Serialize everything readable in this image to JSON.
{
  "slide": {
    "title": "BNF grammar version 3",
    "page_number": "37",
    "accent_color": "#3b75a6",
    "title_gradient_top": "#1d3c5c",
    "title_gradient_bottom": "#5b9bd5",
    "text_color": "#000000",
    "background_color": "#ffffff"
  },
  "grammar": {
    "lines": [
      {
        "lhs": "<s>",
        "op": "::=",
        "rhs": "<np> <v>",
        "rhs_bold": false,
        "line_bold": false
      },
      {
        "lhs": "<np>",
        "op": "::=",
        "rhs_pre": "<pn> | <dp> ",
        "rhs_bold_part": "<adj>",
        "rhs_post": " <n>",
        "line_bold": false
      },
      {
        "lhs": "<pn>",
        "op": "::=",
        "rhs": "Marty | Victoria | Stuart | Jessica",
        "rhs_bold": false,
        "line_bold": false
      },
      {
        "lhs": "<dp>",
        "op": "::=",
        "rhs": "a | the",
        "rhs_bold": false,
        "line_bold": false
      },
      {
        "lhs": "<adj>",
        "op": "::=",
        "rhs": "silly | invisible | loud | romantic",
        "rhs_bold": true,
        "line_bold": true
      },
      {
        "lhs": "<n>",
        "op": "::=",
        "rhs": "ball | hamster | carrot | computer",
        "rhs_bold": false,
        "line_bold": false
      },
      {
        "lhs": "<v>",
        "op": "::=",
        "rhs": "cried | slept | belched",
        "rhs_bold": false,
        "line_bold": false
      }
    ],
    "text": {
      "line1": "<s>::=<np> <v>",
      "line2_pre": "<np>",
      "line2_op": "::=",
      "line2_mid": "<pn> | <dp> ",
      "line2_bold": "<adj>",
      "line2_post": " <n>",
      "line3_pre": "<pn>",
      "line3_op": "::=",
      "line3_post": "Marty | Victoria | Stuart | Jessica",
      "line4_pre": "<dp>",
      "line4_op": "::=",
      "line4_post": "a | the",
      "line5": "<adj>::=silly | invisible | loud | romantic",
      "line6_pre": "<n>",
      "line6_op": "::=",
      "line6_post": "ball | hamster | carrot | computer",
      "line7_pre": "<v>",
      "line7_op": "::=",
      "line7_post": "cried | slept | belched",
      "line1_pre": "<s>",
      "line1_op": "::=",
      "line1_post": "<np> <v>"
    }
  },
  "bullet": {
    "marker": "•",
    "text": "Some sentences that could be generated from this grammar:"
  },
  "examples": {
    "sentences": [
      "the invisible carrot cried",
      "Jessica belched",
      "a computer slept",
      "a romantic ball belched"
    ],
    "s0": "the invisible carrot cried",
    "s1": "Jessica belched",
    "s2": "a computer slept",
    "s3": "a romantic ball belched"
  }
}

====

_DESCRIPTION OF THE TASK:_ Some lines of the records may hold the word "Jessica". How many do? Answer with a number and nothing else.

_SOLUTION TO THIS PROBLEM:_ 4